DIRECTIONS:
Answer these questions about the essay on falling and pain below:
(a) Which martial art did the writer do as a child?
(b) What subject did the writer study?
(c) By how much does the heart rate of some people the writer has come across go up when they stand?

The main thing I would say socially about falling is that a capacity to control a fall is not the same as the capacity to prevent oneself falling at all. If I’m in a position of unstable equilibrium, I can usually fall into an open space if there is one there, but I can’t usually keep myself on my feet, and trying to do so tends to be more dangerous. It isn’t a decision – there isn’t time to think – it is a matter of body memory learned over many years. I did Judo when a child, and though that may not have helped in some ways, I spend a lot of time learning to control falls and to fall safely. I’ve come off stairs from some way up and simply rolled when I hit the bottom, though my capacity to get away with that sort of thing is lessening with age. Nothing will take much impact any more. My worst falls are generally those when I haven’t realised that I’m falling, which does happen. I’m also very nervy in crowds and around dogs, not because I have a phobia of either (yet), but because if people grab hold of me (happens a lot – I use a long cane) or if dogs jump up, or run around my feet too closely (confusing my vision) I tend to be knocked over. Keeping your dog under real control is a great service to many disabled people.
With some things, it is life experiences other than those of disability which cause the problem. I studied philosophy and had a friend who was a medical student. I am told that about the worst pain you can get is a form of neurone disease starting in the pain centre. It is utterly crippling, leading to people lying in bed unable to move, if it doesn’t actually kill them off hand, and no medical technique can relieve it in the slightest (at least, there was no effective pain relief ten years ago). When people say “rate your pain on a scale of one to ten, where one is no pain and ten is the worst pain you can imagine” that is what I think of as ten. I’ve probably never reached 1.1 if you think like that. So I just end up bewildered. People need to find a more objective way of assessing pain (impact would be, I think, the best: one is no impact, and ten is can’t move because of it. But that needs a post of its own).
One of the other things I find difficult is that, while I do have a significant problem, it actually isn’t as bad as most of the people I’ve come across who write about the same condition. They deal, for example, with feeding tubes and continuous dislocations, they have a heart rate that goes up by seventy when they stand up, they are continuously at a much higher pain level. So I feel randomly guilty about having a problem when it is less bad. Not at all logical, but feelings are what they are.
Anyway, improving understanding means communicating across the experience gap. The first thing is finding ways of mutually understanding that it is there.

RECORDS:

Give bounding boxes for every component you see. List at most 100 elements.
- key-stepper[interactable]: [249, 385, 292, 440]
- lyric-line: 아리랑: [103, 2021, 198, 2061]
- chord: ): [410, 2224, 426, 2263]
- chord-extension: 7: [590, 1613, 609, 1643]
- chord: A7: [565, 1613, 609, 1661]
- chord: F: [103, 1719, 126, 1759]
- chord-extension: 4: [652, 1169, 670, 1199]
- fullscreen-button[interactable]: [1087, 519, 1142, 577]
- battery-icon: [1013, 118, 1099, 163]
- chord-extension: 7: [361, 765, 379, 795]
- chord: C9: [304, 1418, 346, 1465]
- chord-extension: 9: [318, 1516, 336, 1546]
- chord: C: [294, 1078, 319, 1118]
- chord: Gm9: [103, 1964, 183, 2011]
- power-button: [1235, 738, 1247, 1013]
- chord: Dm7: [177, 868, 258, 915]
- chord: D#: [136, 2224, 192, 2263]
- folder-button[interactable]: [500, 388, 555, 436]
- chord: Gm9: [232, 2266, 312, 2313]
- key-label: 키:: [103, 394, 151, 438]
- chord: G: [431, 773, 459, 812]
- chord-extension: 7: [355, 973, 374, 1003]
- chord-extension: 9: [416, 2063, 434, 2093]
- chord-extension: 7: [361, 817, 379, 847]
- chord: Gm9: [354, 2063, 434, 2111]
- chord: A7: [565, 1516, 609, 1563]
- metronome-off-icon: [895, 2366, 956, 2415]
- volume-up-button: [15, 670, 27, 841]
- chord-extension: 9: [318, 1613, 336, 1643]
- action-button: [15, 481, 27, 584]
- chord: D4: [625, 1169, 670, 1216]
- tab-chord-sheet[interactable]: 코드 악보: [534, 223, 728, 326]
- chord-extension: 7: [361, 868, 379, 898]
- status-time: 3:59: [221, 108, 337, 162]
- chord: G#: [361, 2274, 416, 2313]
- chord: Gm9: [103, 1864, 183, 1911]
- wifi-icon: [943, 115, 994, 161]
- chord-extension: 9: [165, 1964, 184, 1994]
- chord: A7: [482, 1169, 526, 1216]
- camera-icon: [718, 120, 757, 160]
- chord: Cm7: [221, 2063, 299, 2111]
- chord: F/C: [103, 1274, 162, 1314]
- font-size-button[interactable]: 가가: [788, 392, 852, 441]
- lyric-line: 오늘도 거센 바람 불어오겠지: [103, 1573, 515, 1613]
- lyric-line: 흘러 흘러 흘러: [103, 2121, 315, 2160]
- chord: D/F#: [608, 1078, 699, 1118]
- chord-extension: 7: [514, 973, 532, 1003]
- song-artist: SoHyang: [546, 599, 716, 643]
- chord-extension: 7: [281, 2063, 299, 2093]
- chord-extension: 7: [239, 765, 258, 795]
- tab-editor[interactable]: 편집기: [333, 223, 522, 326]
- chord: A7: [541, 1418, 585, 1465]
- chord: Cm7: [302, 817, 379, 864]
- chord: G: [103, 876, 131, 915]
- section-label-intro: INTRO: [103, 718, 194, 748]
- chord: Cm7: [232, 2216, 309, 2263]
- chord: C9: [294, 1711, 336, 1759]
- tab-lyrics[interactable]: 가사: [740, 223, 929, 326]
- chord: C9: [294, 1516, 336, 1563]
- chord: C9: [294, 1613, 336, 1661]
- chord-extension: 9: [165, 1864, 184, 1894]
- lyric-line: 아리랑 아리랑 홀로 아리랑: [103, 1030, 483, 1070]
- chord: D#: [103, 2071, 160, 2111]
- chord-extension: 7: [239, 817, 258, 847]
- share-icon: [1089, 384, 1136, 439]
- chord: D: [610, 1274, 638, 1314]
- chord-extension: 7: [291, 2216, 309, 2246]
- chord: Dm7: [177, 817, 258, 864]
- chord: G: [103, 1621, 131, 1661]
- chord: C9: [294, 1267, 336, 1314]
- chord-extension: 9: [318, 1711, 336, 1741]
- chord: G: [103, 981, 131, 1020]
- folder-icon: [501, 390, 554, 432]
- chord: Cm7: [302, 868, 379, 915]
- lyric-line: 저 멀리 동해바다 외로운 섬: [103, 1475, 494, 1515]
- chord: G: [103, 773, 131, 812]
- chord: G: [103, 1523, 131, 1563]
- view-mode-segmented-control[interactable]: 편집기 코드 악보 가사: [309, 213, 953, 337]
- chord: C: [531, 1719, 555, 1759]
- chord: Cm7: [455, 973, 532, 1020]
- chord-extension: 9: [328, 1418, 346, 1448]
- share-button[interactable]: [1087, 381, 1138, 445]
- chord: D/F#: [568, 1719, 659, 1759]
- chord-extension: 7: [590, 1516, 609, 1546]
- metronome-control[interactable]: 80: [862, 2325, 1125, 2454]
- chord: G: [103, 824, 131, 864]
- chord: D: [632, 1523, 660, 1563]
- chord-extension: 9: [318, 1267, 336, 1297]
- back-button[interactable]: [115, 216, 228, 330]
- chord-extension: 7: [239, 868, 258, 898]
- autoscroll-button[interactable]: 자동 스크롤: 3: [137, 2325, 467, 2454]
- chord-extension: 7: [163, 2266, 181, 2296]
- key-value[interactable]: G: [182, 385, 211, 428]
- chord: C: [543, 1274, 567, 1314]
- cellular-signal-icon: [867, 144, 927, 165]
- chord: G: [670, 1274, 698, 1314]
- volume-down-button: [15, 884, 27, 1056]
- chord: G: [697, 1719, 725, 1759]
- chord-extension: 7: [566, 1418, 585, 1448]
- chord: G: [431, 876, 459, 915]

SOLUTION FOR THIS EXERCISE:
(a) Judo
(b) Philosophy
(c) By seventy